(Dataset records)
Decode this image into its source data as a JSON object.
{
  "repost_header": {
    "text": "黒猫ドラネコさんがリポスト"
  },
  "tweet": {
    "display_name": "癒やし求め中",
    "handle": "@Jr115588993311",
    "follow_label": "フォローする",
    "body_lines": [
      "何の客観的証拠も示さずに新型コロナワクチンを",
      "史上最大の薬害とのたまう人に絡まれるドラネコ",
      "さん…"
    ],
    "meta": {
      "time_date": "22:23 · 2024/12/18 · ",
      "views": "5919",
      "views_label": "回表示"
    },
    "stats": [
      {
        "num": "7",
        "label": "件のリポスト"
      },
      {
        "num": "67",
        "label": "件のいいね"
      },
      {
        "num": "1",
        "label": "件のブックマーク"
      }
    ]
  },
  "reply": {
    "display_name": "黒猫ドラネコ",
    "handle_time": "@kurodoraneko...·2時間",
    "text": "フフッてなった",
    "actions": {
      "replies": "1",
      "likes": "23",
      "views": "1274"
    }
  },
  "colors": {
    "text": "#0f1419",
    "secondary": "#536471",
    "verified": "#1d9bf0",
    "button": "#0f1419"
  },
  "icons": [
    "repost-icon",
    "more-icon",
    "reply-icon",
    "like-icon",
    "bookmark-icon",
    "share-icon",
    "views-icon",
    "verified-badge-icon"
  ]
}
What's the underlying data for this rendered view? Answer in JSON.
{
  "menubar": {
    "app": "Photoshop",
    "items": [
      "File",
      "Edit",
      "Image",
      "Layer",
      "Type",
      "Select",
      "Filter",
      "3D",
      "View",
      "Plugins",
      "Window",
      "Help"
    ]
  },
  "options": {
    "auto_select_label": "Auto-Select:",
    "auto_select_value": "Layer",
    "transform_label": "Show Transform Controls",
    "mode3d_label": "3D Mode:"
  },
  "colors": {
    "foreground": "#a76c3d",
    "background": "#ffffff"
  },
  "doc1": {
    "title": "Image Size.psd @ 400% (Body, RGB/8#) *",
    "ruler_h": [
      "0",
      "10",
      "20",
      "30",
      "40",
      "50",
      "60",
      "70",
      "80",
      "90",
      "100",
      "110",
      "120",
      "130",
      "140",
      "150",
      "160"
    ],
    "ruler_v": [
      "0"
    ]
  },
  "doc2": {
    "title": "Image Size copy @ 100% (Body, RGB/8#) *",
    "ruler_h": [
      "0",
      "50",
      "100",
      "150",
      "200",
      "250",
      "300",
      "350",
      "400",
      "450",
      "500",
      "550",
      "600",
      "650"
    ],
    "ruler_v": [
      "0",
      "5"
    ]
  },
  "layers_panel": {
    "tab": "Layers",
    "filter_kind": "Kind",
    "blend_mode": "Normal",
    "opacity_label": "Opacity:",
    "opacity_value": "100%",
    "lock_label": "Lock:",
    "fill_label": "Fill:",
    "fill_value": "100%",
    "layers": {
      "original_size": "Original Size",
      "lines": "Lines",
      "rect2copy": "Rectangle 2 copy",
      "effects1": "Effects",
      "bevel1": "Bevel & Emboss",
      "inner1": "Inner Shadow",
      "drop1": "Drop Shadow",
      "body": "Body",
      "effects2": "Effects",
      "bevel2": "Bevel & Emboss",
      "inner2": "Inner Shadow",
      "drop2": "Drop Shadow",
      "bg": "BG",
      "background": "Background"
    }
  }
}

● **Your instructions**
Repeat every record, exactly as written.

● **Response below**
Decode this image into its source data as a JSON object.
{
  "repost_header": {
    "text": "黒猫ドラネコさんがリポスト"
  },
  "tweet": {
    "display_name": "癒やし求め中",
    "handle": "@Jr115588993311",
    "follow_label": "フォローする",
    "body_lines": [
      "何の客観的証拠も示さずに新型コロナワクチンを",
      "史上最大の薬害とのたまう人に絡まれるドラネコ",
      "さん…"
    ],
    "meta": {
      "time_date": "22:23 · 2024/12/18 · ",
      "views": "5919",
      "views_label": "回表示"
    },
    "stats": [
      {
        "num": "7",
        "label": "件のリポスト"
      },
      {
        "num": "67",
        "label": "件のいいね"
      },
      {
        "num": "1",
        "label": "件のブックマーク"
      }
    ]
  },
  "reply": {
    "display_name": "黒猫ドラネコ",
    "handle_time": "@kurodoraneko...·2時間",
    "text": "フフッてなった",
    "actions": {
      "replies": "1",
      "likes": "23",
      "views": "1274"
    }
  },
  "colors": {
    "text": "#0f1419",
    "secondary": "#536471",
    "verified": "#1d9bf0",
    "button": "#0f1419"
  },
  "icons": [
    "repost-icon",
    "more-icon",
    "reply-icon",
    "like-icon",
    "bookmark-icon",
    "share-icon",
    "views-icon",
    "verified-badge-icon"
  ]
}
What's the underlying data for this rendered view? Answer in JSON.
{
  "menubar": {
    "app": "Photoshop",
    "items": [
      "File",
      "Edit",
      "Image",
      "Layer",
      "Type",
      "Select",
      "Filter",
      "3D",
      "View",
      "Plugins",
      "Window",
      "Help"
    ]
  },
  "options": {
    "auto_select_label": "Auto-Select:",
    "auto_select_value": "Layer",
    "transform_label": "Show Transform Controls",
    "mode3d_label": "3D Mode:"
  },
  "colors": {
    "foreground": "#a76c3d",
    "background": "#ffffff"
  },
  "doc1": {
    "title": "Image Size.psd @ 400% (Body, RGB/8#) *",
    "ruler_h": [
      "0",
      "10",
      "20",
      "30",
      "40",
      "50",
      "60",
      "70",
      "80",
      "90",
      "100",
      "110",
      "120",
      "130",
      "140",
      "150",
      "160"
    ],
    "ruler_v": [
      "0"
    ]
  },
  "doc2": {
    "title": "Image Size copy @ 100% (Body, RGB/8#) *",
    "ruler_h": [
      "0",
      "50",
      "100",
      "150",
      "200",
      "250",
      "300",
      "350",
      "400",
      "450",
      "500",
      "550",
      "600",
      "650"
    ],
    "ruler_v": [
      "0",
      "5"
    ]
  },
  "layers_panel": {
    "tab": "Layers",
    "filter_kind": "Kind",
    "blend_mode": "Normal",
    "opacity_label": "Opacity:",
    "opacity_value": "100%",
    "lock_label": "Lock:",
    "fill_label": "Fill:",
    "fill_value": "100%",
    "layers": {
      "original_size": "Original Size",
      "lines": "Lines",
      "rect2copy": "Rectangle 2 copy",
      "effects1": "Effects",
      "bevel1": "Bevel & Emboss",
      "inner1": "Inner Shadow",
      "drop1": "Drop Shadow",
      "body": "Body",
      "effects2": "Effects",
      "bevel2": "Bevel & Emboss",
      "inner2": "Inner Shadow",
      "drop2": "Drop Shadow",
      "bg": "BG",
      "background": "Background"
    }
  }
}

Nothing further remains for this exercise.